**LISTED ENTRIES:**
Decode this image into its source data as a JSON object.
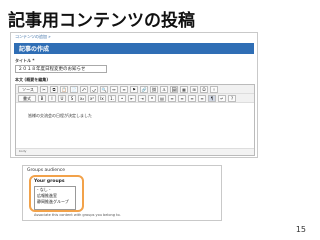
{
  "slide": {
    "title": "記事用コンテンツの投稿",
    "page": "15"
  },
  "editor_screen": {
    "breadcrumb": "コンテンツの追加 »",
    "header": "記事の作成",
    "title_label": "タイトル *",
    "title_value": "２０１８年度日程変更のお知らせ",
    "body_label": "本文 (概要を編集)",
    "toolbar_row1": [
      "ソース",
      "✂",
      "⧉",
      "📋",
      "📄",
      "⤺",
      "⤻",
      "🔍",
      "↔",
      "≡",
      "⚑",
      "🔗",
      "⛓",
      "⚓",
      "🖼",
      "▦",
      "⊞",
      "Ω",
      "⁞"
    ],
    "toolbar_row2_format": "書式",
    "toolbar_row2": [
      "B",
      "I",
      "U",
      "S",
      "x₂",
      "x²",
      "Ix",
      "1.",
      "•",
      "⇤",
      "⇥",
      "❝",
      "▤",
      "≡",
      "≡",
      "≡",
      "≡",
      "¶",
      "↵",
      "?"
    ],
    "body_text": "皆様の交流会の日程が決定しました",
    "status": "body"
  },
  "groups_screen": {
    "heading": "Groups audience",
    "label": "Your groups",
    "options": [
      "- なし -",
      "広報推進室",
      "静岡推進グループ"
    ],
    "description": "Associate this content with groups you belong to."
  }
}
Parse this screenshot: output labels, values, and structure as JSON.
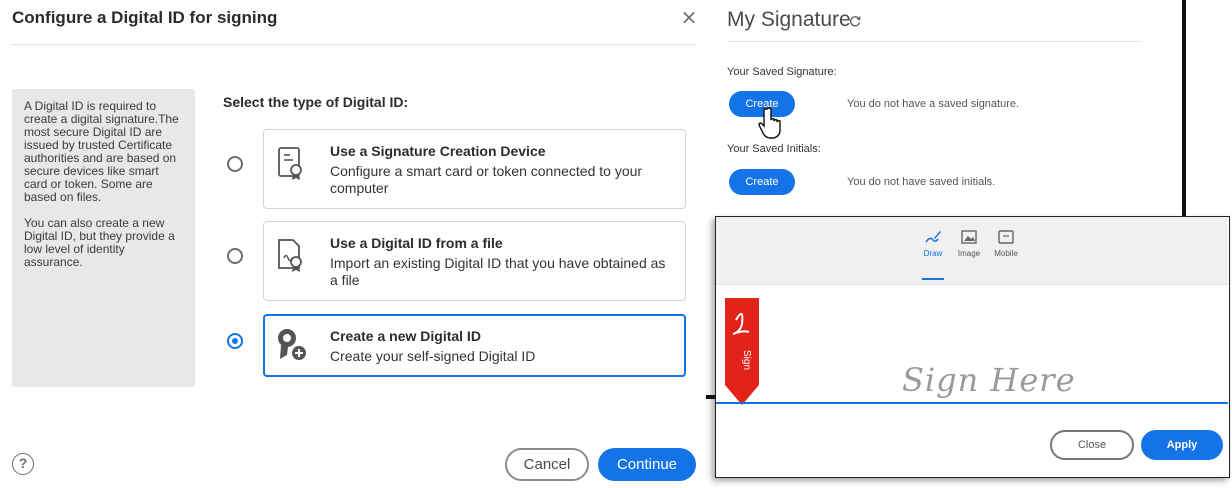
{
  "dialog": {
    "title": "Configure a Digital ID for signing",
    "close_glyph": "×",
    "info_paragraphs": [
      "A Digital ID is required to create a digital signature.The most secure Digital ID are issued by trusted Certificate authorities and are based on secure devices like smart card or token. Some are based on files.",
      "You can also create a new Digital ID, but they provide a low level of identity assurance."
    ],
    "heading": "Select the type of Digital ID:",
    "options": [
      {
        "title": "Use a Signature Creation Device",
        "description": "Configure a smart card or token connected to your computer",
        "icon": "certificate-device-icon",
        "selected": false
      },
      {
        "title": "Use a Digital ID from a file",
        "description": "Import an existing Digital ID that you have obtained as a file",
        "icon": "certificate-file-icon",
        "selected": false
      },
      {
        "title": "Create a new Digital ID",
        "description": "Create your self-signed Digital ID",
        "icon": "badge-add-icon",
        "selected": true
      }
    ],
    "help_glyph": "?",
    "cancel_label": "Cancel",
    "continue_label": "Continue"
  },
  "my_signature": {
    "title": "My Signature",
    "saved_signature_label": "Your Saved Signature:",
    "saved_signature_button": "Create",
    "saved_signature_note": "You do not have a saved signature.",
    "saved_initials_label": "Your Saved Initials:",
    "saved_initials_button": "Create",
    "saved_initials_note": "You do not have saved initials."
  },
  "draw_panel": {
    "tabs": [
      {
        "label": "Draw",
        "icon": "pen-draw-icon",
        "active": true
      },
      {
        "label": "Image",
        "icon": "image-icon",
        "active": false
      },
      {
        "label": "Mobile",
        "icon": "mobile-icon",
        "active": false
      }
    ],
    "flag_text": "Sign",
    "placeholder": "Sign Here",
    "close_label": "Close",
    "apply_label": "Apply"
  },
  "colors": {
    "accent": "#1473e6",
    "panel_gray": "#e8e8e8",
    "flag_red": "#e2231a"
  }
}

**WHAT YOU WILL DO:**
Count the lines in the records above that hold the word "token", and give only that number.

**EXERCISE OUTPUT:**
2